[Written tasks]
(a) Print the stretch of the Lennar Carolinas v. County of Union opinion from "LENNAR CAROLINAS, LLC, Plaintiff, v." through "INMAN, Judge.", word for word.
(b) Write the next part of the Lennar Carolinas v. County of Union opinion, picking up after its final sentence.

## START Passage to read

COURT OF APPEALS OF NORTH CAROLINA
Feb 4, 2020
837 S.E.2d 484 (N.C. Ct. App. 2020)

Opinion

No. COA19-576

02-04-2020

LENNAR CAROLINAS, LLC, Plaintiff, v. COUNTY OF UNION, Defendant.

Ferguson, Hayes, Hawkins & DeMay, PLLC, Concord, by James R. DeMay, and Scarbrough & Scarbrough, PLLC, Concord, by James E. Scarbrough, John F. Scarbrough, and Madeline J. Trilling, for Plaintiff-Appellee. Erwin, Bishop, Capitano & Moss, PA, Charlotte, by J. Daniel Bishop, Joseph W. Moss, Jr., and Matthew M. Holtgrewe, for Defendant-Appellant.


Ferguson, Hayes, Hawkins & DeMay, PLLC, Concord, by James R. DeMay, and Scarbrough & Scarbrough, PLLC, Concord, by James E. Scarbrough, John F. Scarbrough, and Madeline J. Trilling, for Plaintiff-Appellee.

Erwin, Bishop, Capitano & Moss, PA, Charlotte, by J. Daniel Bishop, Joseph W. Moss, Jr., and Matthew M. Holtgrewe, for Defendant-Appellant.

INMAN, Judge.

Defendant Union County (the "County") appeals from and requests certiorari review of an order denying summary judgment in its favor. After careful review, we dismiss the County’s appeal for lack of jurisdiction because: (1) an order denying summary judgment is not a judgment subject to certification for immediate appeal pursuant to Rule 54(b) of the North Carolina Rules of Civil Procedure ; and (2) the County has not demonstrated the interlocutory order affects a substantial right within the meaning of N.C. Gen. Stat. § 7A-27(b)(3). We also deny the County’s petition for writ of certiorari in our discretion.

## END Passage to read
## START Extracted records

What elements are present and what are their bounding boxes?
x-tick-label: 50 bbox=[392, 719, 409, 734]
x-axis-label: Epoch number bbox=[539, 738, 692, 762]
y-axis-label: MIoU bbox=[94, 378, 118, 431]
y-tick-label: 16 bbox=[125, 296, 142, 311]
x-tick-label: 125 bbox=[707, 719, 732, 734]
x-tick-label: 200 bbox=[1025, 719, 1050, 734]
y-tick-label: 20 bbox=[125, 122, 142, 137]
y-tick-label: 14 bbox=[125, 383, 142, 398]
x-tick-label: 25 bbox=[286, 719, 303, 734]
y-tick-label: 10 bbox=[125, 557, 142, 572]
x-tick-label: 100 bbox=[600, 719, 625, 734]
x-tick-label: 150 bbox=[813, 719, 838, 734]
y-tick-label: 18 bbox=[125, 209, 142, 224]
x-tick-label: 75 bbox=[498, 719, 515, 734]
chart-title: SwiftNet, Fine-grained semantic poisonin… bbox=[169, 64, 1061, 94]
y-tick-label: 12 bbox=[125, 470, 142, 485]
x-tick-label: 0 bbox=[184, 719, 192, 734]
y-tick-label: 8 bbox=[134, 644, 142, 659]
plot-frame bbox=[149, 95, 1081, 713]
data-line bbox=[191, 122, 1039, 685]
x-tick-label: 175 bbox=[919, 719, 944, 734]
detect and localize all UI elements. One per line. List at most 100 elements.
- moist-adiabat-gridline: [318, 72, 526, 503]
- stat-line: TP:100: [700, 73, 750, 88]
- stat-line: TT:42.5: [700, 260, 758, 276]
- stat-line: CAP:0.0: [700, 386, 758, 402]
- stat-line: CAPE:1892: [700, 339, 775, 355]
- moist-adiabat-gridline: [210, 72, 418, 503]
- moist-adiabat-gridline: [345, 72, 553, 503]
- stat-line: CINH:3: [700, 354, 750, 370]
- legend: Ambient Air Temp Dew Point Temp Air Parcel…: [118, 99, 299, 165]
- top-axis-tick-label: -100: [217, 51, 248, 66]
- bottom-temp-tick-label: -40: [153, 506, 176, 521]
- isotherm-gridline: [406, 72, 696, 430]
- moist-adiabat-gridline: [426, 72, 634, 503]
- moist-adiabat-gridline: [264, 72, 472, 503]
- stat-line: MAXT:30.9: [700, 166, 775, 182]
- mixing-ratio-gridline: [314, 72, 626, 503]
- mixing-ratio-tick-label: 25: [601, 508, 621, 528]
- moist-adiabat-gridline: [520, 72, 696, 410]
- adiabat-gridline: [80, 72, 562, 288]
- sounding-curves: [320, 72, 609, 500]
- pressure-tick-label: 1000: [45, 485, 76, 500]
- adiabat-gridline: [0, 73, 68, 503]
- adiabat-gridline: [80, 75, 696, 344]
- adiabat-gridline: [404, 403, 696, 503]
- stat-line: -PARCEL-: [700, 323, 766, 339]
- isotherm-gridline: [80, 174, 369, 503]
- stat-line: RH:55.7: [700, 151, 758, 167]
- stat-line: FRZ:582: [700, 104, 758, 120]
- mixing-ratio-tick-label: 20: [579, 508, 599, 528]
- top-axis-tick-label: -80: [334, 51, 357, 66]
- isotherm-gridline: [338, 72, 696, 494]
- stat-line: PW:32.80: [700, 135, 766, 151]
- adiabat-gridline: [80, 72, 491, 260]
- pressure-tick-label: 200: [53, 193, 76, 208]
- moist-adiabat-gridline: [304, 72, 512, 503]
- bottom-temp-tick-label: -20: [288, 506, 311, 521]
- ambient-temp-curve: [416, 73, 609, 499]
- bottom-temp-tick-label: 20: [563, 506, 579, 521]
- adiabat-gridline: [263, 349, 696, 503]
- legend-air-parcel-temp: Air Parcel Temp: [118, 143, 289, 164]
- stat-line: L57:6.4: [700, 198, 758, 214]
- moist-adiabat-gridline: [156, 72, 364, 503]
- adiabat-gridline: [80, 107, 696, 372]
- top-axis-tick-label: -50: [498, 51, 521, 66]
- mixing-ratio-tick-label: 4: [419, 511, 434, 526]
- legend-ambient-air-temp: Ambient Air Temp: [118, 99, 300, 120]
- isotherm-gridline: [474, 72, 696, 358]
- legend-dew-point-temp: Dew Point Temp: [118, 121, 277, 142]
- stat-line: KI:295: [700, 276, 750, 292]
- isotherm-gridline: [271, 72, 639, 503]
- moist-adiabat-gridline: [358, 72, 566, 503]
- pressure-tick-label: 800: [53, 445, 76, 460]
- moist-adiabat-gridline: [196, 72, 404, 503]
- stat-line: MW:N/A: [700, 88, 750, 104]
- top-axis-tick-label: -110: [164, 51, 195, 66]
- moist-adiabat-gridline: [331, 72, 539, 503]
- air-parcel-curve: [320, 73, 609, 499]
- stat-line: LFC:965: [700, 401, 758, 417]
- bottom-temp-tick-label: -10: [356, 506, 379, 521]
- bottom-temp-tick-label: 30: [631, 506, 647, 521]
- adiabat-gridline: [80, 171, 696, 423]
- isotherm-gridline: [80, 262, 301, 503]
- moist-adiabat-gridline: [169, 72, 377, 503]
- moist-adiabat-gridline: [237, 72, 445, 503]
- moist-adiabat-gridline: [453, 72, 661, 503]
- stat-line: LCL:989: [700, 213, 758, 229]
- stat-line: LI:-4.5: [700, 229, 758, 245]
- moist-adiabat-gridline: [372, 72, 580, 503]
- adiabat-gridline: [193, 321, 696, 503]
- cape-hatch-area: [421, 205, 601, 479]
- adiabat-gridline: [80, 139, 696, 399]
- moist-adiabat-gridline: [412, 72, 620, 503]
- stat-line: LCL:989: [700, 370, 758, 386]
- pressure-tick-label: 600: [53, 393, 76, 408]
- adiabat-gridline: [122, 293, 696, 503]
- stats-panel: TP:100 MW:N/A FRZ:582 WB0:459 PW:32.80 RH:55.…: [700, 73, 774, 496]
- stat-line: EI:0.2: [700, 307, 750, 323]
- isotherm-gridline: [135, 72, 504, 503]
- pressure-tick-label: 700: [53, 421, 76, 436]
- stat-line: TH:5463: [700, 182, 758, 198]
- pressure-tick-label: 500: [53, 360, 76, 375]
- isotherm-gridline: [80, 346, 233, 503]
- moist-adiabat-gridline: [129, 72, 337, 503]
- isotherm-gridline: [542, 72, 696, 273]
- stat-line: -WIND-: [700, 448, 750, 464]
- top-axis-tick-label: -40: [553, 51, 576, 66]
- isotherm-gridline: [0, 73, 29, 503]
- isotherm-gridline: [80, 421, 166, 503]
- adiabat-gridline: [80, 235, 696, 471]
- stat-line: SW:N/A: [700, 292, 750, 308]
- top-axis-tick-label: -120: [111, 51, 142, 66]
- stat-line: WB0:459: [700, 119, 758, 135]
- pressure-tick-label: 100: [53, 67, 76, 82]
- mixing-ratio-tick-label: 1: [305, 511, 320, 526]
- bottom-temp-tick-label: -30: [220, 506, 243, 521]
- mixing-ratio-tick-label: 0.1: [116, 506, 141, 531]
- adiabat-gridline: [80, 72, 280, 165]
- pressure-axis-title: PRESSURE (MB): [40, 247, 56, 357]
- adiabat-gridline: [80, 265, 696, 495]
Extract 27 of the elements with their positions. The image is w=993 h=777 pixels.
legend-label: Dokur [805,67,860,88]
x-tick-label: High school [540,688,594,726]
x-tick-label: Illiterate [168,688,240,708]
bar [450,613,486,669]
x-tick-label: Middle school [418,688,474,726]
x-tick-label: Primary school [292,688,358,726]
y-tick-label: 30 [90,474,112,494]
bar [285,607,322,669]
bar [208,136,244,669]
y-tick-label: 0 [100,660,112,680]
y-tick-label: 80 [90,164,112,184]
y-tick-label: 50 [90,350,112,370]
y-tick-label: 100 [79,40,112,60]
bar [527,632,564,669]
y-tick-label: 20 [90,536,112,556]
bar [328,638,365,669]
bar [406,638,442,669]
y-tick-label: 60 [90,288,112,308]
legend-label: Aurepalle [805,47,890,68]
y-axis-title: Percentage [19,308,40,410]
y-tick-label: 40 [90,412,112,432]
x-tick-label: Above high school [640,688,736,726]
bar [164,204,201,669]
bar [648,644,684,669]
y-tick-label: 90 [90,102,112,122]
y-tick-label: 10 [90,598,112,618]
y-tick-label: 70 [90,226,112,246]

## END Extracted records

[Answers to the exercises]
(a)
LENNAR CAROLINAS, LLC, Plaintiff, v. COUNTY OF UNION, Defendant.

Ferguson, Hayes, Hawkins & DeMay, PLLC, Concord, by James R. DeMay, and Scarbrough & Scarbrough, PLLC, Concord, by James E. Scarbrough, John F. Scarbrough, and Madeline J. Trilling, for Plaintiff-Appellee. Erwin, Bishop, Capitano & Moss, PA, Charlotte, by J. Daniel Bishop, Joseph W. Moss, Jr., and Matthew M. Holtgrewe, for Defendant-Appellant.


Ferguson, Hayes, Hawkins & DeMay, PLLC, Concord, by James R. DeMay, and Scarbrough & Scarbrough, PLLC, Concord, by James E. Scarbrough, John F. Scarbrough, and Madeline J. Trilling, for Plaintiff-Appellee.

Erwin, Bishop, Capitano & Moss, PA, Charlotte, by J. Daniel Bishop, Joseph W. Moss, Jr., and Matthew M. Holtgrewe, for Defendant-Appellant.

INMAN, Judge.

(b)
I. FACTUAL AND PROCEDURAL HISTORY

In 1997, the County’s Board of Commissioners adopted a Water and Sewer Extension Policy governing residential real estate developments and their integration into the County-operated sewer and water system. The policy imposed capacity fees for both sewer and water services. The County Commissioners had not yet established a county water and sewer district. See N.C. Gen. Stat. §§ 162A-86 et seq . (2019) (allowing counties to establish water and sewer districts by action of county commissioners and describing the powers of said districts).

Sections of Chapter 153A of the North Carolina General Statutes, generally referred to as Public Enterprise Statutes, authorize all counties to assess certain water and sewer capacity fees in the absence of a water and sewer district. N.C. Gen. Stat. §§ 153A-274 et seq. (2019). When the County first imposed the capacity fees at issue in this appeal, the pertinent Public Enterprise Statutes provided that "[a] county may establish and revise ... rents, rates, fees, charges, and penalties for the use of or the services furnished by a public enterprise." N.C. Gen. Stat. § 153A-277(a) (1995). A "public enterprise" for purposes of those statutes included "[w]ater supply and distribution systems" and "[w]astewater collection, treatment, and disposal systems of all types." N.C. Gen. Stat. §§ 153A-274(1) - (2) (1995).

In 2012, fifteen years after adopting the Water and Sewer Extension Policy, the County Commissioners enacted a Water and Sewer Extension Ordinance (the "Ordinance"), requiring developers to pay water and sewer capacity fees as a precondition to construction of any water and sewer lines connecting a development to the County’s system.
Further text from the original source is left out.